— EXERCISE TASK —
Where a line in the listing below contains the word "Output", copy that line.

— SUPPLIED DATA —
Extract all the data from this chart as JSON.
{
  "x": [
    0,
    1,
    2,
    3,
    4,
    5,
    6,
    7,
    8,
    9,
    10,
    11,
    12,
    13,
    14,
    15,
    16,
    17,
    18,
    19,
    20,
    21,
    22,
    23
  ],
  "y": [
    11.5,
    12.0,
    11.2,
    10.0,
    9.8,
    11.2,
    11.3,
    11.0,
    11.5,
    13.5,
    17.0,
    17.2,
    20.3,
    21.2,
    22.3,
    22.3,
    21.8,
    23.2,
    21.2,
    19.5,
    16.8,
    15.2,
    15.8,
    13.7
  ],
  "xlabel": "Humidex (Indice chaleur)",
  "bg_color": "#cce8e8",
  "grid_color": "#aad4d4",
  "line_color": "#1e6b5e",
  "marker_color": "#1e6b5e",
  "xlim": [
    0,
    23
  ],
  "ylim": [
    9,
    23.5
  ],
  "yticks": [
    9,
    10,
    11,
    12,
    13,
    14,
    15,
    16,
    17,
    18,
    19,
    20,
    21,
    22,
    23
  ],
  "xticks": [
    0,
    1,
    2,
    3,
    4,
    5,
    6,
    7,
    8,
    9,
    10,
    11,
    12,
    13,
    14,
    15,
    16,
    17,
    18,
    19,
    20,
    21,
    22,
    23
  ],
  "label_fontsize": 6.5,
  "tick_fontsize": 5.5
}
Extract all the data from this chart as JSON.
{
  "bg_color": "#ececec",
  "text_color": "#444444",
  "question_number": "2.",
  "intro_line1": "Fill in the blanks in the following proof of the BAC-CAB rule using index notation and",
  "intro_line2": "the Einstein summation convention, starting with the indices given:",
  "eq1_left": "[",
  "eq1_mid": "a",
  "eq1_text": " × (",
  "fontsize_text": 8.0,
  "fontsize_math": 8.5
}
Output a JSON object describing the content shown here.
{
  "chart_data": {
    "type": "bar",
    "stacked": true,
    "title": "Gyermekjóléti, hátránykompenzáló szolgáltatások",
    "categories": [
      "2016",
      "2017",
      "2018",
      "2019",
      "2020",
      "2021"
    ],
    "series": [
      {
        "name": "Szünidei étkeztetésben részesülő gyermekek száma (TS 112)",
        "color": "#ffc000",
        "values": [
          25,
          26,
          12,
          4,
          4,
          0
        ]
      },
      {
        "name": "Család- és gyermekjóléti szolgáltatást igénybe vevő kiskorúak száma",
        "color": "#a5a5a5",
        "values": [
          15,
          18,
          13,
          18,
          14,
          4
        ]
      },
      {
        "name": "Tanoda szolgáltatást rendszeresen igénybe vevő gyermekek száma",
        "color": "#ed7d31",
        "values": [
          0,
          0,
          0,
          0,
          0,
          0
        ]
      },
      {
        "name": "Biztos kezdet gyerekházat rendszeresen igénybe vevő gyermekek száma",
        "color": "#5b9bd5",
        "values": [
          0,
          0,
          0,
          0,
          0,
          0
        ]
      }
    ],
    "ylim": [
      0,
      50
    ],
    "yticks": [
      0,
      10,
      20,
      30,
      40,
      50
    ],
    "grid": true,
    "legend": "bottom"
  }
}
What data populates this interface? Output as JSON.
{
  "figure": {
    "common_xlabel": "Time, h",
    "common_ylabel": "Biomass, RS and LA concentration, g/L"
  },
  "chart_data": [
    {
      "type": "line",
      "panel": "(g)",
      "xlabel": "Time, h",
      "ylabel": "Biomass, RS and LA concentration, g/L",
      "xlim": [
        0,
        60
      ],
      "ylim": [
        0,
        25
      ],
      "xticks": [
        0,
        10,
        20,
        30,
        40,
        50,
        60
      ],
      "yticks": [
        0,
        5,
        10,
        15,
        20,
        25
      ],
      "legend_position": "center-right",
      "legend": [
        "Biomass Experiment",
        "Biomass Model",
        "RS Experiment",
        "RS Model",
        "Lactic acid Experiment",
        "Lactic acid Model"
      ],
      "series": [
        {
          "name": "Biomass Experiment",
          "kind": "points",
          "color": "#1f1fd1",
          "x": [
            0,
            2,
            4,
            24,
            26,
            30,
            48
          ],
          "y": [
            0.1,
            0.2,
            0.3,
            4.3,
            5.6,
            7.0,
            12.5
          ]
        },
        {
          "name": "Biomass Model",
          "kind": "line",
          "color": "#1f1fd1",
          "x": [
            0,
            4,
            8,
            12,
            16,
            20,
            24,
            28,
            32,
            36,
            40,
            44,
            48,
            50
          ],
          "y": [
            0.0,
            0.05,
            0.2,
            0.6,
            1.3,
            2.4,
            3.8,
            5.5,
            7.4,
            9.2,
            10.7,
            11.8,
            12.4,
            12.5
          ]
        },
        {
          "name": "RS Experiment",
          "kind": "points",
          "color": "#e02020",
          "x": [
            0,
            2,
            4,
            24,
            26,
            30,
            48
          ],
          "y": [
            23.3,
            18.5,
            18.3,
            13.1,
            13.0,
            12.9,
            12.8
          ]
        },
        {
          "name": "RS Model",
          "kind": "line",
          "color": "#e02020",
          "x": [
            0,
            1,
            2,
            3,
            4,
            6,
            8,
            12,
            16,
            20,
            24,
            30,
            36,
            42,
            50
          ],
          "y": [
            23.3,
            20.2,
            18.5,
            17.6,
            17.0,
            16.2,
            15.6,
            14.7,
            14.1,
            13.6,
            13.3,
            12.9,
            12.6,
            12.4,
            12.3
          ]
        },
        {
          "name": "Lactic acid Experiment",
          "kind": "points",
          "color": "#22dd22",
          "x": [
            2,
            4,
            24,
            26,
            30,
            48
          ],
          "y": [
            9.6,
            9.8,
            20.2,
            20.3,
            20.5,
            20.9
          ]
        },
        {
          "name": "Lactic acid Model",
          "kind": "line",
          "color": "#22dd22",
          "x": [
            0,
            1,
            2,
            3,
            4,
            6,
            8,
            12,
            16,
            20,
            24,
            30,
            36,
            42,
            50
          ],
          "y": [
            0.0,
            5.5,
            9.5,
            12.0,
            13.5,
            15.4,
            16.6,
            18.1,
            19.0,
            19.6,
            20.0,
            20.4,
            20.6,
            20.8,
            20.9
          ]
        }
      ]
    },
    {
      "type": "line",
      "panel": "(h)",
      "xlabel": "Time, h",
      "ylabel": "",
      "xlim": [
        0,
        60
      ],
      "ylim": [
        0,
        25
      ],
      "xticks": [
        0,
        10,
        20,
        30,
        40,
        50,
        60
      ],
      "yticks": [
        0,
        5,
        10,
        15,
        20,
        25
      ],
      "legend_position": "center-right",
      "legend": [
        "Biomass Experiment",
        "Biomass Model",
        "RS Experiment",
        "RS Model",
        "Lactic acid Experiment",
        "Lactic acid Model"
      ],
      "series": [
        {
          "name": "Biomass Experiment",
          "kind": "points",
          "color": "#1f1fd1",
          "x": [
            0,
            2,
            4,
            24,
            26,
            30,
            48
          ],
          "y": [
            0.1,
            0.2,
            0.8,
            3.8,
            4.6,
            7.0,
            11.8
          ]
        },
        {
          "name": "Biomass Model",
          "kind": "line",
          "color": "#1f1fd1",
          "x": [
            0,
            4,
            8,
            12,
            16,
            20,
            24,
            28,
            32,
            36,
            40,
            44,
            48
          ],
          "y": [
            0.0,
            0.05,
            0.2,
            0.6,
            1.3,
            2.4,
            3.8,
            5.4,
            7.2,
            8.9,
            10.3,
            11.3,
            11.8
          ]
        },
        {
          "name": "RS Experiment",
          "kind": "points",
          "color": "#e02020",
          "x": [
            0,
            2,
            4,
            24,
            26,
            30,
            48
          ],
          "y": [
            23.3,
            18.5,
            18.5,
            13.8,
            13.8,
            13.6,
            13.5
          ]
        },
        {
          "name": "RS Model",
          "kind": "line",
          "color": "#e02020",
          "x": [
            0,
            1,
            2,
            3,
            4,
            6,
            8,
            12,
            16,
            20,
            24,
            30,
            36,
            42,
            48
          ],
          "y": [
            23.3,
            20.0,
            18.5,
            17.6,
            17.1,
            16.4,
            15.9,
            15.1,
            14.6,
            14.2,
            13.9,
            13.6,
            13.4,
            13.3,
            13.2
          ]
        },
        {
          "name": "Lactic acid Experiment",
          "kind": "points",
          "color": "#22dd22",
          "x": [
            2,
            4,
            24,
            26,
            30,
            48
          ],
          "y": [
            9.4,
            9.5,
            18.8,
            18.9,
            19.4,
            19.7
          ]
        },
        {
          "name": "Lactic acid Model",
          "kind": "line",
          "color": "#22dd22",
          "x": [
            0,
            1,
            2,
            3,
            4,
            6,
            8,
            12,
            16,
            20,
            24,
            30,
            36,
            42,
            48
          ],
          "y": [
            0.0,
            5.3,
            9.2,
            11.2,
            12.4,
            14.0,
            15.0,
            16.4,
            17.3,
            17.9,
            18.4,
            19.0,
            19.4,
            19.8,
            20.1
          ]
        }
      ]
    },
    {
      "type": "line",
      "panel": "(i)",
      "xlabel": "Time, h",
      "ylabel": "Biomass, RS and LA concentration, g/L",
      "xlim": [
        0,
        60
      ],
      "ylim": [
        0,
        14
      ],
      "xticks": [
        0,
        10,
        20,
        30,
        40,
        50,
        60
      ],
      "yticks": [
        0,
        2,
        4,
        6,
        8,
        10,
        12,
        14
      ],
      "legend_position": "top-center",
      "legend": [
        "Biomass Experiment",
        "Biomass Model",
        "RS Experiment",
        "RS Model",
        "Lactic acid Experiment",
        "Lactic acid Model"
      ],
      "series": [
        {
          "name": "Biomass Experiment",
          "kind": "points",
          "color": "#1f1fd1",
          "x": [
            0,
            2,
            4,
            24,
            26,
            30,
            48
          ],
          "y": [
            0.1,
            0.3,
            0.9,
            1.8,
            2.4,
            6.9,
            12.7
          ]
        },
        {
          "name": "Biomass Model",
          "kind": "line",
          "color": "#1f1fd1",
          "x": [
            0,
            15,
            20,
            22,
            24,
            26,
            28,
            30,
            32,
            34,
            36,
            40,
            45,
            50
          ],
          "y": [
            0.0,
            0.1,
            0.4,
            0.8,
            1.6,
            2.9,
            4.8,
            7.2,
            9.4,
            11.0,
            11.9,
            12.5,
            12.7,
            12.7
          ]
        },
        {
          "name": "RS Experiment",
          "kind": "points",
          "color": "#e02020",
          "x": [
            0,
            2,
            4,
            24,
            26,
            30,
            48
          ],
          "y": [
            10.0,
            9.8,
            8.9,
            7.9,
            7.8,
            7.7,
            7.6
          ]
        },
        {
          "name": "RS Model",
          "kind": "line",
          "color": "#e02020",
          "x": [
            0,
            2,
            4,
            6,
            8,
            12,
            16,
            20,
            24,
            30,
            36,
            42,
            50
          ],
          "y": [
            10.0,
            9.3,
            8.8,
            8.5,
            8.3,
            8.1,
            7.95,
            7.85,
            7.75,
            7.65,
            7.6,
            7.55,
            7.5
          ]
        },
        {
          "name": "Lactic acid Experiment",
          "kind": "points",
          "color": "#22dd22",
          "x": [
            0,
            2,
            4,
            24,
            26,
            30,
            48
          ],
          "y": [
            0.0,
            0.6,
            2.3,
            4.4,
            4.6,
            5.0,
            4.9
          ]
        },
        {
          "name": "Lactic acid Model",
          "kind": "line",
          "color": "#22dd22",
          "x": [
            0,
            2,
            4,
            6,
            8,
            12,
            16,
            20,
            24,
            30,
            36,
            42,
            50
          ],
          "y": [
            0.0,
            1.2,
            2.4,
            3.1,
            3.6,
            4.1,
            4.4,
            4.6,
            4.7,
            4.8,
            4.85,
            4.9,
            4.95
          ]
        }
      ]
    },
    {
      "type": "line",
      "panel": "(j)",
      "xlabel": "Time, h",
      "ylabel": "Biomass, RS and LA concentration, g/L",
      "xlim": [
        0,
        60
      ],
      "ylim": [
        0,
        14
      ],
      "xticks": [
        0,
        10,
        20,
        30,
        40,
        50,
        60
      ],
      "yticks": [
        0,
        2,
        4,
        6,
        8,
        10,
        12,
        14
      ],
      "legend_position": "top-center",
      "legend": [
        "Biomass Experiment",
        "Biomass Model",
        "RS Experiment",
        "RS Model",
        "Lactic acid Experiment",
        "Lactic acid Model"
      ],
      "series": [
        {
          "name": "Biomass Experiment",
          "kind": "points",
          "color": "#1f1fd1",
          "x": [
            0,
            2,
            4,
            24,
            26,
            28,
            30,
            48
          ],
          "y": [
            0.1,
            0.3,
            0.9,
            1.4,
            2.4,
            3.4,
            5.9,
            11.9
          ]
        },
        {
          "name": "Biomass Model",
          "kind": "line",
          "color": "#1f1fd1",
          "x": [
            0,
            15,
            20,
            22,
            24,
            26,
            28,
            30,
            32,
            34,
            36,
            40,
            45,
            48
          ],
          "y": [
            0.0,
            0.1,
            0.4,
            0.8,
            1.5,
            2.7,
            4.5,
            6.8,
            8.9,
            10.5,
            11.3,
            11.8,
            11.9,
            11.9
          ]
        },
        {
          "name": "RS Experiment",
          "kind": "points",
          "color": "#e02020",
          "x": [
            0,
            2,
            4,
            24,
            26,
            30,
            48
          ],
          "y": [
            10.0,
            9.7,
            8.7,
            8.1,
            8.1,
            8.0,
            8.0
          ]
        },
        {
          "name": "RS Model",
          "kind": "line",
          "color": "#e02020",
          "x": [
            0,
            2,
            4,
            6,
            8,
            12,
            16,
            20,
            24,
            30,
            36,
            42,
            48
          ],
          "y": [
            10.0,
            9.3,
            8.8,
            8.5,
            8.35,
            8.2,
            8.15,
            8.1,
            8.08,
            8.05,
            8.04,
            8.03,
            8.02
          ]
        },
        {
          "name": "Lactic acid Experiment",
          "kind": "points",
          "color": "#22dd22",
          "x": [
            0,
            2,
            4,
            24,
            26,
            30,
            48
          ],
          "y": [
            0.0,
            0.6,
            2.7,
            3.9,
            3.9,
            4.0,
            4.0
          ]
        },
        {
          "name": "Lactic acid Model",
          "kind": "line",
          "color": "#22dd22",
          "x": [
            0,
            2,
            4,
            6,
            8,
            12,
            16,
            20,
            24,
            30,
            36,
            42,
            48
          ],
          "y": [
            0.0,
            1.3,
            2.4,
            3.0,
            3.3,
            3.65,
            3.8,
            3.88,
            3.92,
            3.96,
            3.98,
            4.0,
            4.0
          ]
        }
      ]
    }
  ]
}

— RIGHT ANSWER —
Output a JSON object describing the content shown here.
What data populates this interface? Output as JSON.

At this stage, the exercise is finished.